**YOUR GOAL:**
Report how many lines contain "send". Give the number and nothing else.

**MATERIAL SUPPLIED:**

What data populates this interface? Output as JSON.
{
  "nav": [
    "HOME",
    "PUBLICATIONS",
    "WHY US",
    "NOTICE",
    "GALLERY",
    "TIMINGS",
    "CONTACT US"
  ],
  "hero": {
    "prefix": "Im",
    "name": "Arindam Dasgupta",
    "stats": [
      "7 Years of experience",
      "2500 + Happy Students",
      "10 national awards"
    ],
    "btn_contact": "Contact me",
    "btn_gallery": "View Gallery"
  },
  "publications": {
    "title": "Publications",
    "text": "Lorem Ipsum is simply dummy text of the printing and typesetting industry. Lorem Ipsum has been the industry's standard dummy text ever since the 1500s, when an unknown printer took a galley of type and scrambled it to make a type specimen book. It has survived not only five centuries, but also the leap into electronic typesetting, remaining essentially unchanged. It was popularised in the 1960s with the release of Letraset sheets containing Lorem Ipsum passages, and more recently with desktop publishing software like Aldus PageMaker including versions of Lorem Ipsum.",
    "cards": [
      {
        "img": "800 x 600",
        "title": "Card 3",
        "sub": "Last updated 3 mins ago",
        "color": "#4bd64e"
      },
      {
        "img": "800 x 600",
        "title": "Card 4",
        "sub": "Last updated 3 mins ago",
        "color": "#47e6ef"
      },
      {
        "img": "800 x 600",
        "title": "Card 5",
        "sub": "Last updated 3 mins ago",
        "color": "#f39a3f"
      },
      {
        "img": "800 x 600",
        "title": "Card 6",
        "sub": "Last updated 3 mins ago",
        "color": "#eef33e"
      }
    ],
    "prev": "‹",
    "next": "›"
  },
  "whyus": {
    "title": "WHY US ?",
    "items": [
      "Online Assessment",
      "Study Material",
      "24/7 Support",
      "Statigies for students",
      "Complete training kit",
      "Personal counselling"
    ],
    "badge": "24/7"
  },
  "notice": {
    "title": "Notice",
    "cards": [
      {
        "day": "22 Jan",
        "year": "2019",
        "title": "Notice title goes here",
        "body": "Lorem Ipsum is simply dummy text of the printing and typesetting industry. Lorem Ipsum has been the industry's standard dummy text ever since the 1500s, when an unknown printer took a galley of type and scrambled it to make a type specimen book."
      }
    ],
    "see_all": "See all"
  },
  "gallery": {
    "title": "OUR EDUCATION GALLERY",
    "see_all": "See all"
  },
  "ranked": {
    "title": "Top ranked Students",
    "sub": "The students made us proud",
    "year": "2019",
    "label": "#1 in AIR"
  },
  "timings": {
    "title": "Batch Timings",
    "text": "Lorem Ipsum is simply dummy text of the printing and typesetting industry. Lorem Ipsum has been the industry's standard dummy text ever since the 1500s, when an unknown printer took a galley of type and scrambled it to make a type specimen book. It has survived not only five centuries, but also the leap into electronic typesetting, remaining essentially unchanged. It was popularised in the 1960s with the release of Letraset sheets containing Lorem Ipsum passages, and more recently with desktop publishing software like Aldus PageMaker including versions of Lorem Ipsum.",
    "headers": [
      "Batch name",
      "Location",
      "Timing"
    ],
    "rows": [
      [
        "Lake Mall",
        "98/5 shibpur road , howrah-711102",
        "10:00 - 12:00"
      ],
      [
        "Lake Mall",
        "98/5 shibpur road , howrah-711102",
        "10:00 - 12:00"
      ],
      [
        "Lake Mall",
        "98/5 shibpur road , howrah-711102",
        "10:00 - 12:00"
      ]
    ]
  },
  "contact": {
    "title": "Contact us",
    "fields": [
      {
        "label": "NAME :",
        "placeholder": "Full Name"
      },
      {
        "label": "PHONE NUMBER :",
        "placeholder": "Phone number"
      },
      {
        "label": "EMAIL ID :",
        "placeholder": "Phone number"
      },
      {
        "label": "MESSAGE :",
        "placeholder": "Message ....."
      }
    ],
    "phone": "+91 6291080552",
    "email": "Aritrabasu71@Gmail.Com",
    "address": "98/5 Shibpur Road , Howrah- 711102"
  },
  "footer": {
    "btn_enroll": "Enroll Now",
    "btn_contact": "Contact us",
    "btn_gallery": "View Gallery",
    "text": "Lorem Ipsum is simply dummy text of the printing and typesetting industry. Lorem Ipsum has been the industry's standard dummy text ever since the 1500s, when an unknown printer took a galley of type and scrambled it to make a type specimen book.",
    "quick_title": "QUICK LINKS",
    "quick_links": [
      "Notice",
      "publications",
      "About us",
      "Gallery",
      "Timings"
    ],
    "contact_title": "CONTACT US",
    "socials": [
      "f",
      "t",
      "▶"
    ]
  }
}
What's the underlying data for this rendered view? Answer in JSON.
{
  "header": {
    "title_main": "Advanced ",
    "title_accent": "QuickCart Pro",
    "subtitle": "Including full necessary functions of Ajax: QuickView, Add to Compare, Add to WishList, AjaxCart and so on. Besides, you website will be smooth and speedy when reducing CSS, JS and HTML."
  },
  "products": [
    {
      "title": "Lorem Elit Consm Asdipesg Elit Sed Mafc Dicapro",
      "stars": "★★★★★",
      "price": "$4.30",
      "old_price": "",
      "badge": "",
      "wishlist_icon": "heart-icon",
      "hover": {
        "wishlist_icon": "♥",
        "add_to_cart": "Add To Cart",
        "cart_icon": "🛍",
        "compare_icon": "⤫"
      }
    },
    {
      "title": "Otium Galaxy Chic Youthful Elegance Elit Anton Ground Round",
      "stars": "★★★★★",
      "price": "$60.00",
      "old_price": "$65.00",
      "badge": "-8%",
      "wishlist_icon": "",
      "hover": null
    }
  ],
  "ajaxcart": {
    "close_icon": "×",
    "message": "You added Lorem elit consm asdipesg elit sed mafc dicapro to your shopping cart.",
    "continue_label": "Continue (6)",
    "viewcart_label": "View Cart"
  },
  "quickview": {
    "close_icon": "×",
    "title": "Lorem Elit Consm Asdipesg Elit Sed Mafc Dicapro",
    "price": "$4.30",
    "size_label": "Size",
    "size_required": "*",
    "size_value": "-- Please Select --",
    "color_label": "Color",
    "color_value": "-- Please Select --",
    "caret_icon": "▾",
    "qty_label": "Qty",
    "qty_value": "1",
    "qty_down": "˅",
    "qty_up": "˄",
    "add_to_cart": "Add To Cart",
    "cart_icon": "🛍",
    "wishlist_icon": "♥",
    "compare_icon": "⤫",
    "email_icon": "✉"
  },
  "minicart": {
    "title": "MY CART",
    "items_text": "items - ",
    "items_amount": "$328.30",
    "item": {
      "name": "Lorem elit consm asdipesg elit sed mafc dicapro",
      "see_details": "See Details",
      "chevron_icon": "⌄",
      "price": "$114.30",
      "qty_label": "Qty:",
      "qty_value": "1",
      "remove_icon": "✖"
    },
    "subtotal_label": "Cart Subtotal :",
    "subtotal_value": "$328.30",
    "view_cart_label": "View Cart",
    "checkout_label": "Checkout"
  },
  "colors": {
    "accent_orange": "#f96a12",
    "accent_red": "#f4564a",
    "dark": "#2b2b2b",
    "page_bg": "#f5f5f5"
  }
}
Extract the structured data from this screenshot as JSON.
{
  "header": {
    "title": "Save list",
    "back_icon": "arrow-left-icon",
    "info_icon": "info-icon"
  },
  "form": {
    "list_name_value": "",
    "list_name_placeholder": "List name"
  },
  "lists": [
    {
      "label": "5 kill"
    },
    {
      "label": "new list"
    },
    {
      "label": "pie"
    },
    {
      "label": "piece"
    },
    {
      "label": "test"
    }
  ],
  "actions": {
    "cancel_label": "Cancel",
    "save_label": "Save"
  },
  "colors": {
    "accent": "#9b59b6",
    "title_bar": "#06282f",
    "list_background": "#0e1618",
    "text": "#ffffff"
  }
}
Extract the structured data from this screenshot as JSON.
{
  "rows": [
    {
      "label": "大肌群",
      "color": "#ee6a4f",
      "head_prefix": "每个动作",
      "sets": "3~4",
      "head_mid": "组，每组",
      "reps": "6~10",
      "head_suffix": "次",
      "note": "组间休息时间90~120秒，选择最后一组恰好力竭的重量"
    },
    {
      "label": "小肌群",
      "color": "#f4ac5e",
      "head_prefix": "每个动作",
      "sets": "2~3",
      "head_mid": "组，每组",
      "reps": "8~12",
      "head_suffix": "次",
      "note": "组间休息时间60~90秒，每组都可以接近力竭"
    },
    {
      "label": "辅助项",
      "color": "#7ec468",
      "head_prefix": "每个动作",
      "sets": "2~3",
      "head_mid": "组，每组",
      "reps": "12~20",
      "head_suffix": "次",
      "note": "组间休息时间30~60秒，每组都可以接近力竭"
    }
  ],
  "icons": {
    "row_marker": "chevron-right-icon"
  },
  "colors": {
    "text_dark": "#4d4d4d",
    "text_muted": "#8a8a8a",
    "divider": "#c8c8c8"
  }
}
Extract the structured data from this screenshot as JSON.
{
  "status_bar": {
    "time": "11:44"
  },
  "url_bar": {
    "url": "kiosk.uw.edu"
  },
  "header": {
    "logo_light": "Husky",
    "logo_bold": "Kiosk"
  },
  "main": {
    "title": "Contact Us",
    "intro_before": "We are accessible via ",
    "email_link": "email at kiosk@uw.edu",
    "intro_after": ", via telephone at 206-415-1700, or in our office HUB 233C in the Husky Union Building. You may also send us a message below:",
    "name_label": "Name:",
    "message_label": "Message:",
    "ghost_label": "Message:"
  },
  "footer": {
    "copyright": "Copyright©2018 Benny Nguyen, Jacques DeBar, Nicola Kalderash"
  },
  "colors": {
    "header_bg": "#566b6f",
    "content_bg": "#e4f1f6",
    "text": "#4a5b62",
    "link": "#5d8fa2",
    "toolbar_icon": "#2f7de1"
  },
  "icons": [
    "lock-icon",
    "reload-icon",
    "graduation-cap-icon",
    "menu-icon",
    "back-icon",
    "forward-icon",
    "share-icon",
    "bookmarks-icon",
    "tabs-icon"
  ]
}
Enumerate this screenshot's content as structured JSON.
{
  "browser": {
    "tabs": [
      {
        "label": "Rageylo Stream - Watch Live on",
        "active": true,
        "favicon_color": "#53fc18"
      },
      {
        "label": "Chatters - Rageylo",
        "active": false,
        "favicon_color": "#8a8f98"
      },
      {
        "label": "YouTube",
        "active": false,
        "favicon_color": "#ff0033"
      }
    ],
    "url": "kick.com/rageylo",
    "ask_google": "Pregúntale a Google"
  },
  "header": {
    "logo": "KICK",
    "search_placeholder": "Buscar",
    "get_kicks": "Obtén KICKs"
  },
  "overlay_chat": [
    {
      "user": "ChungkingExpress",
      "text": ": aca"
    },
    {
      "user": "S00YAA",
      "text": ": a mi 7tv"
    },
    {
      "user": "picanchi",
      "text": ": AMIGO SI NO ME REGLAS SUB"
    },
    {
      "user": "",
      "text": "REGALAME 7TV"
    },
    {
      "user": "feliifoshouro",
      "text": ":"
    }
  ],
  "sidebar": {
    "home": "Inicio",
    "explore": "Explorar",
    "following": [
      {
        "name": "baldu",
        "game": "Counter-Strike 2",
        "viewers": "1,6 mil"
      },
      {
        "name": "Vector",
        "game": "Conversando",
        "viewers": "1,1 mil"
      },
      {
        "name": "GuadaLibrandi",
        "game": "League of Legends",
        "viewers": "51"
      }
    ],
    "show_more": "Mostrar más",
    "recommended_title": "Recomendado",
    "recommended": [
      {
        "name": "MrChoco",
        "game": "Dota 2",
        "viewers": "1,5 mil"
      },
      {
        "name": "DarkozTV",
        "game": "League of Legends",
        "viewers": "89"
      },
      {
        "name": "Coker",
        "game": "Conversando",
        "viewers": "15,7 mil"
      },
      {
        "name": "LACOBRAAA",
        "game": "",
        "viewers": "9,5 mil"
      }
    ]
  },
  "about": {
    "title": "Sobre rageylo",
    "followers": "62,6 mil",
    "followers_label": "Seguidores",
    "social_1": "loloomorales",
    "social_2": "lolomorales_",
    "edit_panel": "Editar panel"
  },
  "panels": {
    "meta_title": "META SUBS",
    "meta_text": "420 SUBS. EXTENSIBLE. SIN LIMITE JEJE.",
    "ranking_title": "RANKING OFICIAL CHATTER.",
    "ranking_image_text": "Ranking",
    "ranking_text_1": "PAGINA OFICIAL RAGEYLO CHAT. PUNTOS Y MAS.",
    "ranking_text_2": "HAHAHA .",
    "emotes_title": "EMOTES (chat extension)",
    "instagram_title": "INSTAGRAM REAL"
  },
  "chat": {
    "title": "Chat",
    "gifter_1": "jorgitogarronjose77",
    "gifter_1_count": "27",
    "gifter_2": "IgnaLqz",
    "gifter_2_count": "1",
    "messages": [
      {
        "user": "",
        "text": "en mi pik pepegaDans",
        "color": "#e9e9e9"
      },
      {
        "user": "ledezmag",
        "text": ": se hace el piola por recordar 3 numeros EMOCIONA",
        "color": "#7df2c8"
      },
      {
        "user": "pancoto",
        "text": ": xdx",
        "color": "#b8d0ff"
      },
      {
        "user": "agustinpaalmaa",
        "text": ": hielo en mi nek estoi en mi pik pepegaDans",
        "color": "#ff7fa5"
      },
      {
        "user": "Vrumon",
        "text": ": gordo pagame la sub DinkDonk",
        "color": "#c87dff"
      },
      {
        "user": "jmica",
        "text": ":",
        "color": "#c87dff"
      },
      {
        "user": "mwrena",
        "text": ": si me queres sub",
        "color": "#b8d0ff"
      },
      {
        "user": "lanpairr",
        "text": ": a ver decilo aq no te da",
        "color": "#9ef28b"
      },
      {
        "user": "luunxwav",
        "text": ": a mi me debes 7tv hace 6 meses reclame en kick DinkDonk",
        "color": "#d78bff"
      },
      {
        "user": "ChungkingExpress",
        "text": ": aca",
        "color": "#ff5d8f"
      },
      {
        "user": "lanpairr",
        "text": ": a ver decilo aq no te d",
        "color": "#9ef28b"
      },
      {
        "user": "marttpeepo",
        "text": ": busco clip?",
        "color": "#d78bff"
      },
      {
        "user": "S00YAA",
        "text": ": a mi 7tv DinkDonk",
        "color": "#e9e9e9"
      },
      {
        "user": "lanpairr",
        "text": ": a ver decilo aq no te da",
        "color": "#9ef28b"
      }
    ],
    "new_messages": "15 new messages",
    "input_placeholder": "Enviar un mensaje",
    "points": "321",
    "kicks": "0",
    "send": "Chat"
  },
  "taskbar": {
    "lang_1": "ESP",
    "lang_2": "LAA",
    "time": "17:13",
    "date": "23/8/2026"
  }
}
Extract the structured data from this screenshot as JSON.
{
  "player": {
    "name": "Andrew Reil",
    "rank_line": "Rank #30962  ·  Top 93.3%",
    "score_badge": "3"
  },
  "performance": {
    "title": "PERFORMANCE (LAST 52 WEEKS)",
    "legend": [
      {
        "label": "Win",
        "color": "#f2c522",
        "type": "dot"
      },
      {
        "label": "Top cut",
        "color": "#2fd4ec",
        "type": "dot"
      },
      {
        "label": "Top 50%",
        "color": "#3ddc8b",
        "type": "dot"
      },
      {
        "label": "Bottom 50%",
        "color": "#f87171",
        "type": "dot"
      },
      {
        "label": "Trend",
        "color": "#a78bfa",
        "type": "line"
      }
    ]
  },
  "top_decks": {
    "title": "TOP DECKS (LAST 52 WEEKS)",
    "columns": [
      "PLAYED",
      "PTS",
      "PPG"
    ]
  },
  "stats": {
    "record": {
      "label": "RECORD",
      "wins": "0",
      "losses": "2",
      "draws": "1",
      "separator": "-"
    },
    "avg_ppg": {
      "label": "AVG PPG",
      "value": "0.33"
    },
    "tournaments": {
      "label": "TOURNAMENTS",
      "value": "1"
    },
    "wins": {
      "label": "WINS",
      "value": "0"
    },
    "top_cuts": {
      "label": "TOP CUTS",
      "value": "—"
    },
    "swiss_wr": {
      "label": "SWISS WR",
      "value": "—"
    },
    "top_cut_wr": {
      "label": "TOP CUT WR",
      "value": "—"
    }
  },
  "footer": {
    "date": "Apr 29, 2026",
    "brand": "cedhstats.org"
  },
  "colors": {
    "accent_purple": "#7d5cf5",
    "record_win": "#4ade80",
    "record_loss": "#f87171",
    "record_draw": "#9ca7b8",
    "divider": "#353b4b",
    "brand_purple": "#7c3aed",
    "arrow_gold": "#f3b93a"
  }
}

**TASK RESPONSE:**
2